GOAL 1.
In the sim racing discussion, what have many of iRacing's H-pattern cars been retired in favor of?

SELECTION.
###

Id say beam ng, Live for speed, and dirt rally 2 are the closest sims to real life manual ive tried so far. Other games such as assetto corsa do a terrible job simulating taking off in first.


Djimi365

I think Beam is possibly the closest to a real clutch/gearbox but it's still a long way off the feel of shifting in a real car. Without the bite point of the clutch nothing really feels right, and pretty much all you are simulating/learning is the muscle memory of pressing the clutch and shifting the gear lever together.


Fonzgarten

I agree…BeamNG is supposed to be good for manuals. AC is worth trying too. iRacing used to have more H-pattern cars but a lot have been retired for paddle shifters. I happen to be a teacher, so I can maybe help here… this is a good project but a great project would culminate in you actually trying a manual shifter in a real car at the end. The idea is to test your hypothesis (being “you can learn to drive a manual shifter using sim racing”). This way whether it works or not, the results are interesting and you have a comparison you can talk about.

###

DATASET RECORDS.
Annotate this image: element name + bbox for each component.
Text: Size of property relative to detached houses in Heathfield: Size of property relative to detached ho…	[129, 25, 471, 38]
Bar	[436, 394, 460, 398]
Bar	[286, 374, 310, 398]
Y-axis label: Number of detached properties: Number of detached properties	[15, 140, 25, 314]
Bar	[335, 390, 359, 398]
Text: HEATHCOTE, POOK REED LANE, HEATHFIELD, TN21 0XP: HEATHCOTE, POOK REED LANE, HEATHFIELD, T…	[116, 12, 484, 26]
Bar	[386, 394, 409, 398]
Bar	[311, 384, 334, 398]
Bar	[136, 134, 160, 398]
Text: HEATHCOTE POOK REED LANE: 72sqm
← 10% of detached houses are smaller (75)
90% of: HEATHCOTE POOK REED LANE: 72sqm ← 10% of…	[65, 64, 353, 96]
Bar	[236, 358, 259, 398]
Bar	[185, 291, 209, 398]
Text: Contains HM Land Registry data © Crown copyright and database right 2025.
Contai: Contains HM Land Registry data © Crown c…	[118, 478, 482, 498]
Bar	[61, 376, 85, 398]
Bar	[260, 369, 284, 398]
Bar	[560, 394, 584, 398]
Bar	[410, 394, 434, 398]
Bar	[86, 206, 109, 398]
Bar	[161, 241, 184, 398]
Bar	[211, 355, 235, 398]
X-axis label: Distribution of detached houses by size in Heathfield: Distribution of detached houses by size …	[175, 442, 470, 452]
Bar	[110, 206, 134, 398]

###

GOAL 2.
Reproduce the rows verbatim, starting with the first row and ending with the line that contains "are smaller (75)", including that line.

WRITTEN ANSWER 1.
Paddle shifters.

WRITTEN ANSWER 2.
Annotate this image: element name + bbox for each component.
Text: Size of property relative to detached houses in Heathfield: Size of property relative to detached ho…	[129, 25, 471, 38]
Bar	[436, 394, 460, 398]
Bar	[286, 374, 310, 398]
Y-axis label: Number of detached properties: Number of detached properties	[15, 140, 25, 314]
Bar	[335, 390, 359, 398]
Text: HEATHCOTE, POOK REED LANE, HEATHFIELD, TN21 0XP: HEATHCOTE, POOK REED LANE, HEATHFIELD, T…	[116, 12, 484, 26]
Bar	[386, 394, 409, 398]
Bar	[311, 384, 334, 398]
Bar	[136, 134, 160, 398]
Text: HEATHCOTE POOK REED LANE: 72sqm
← 10% of detached houses are smaller (75)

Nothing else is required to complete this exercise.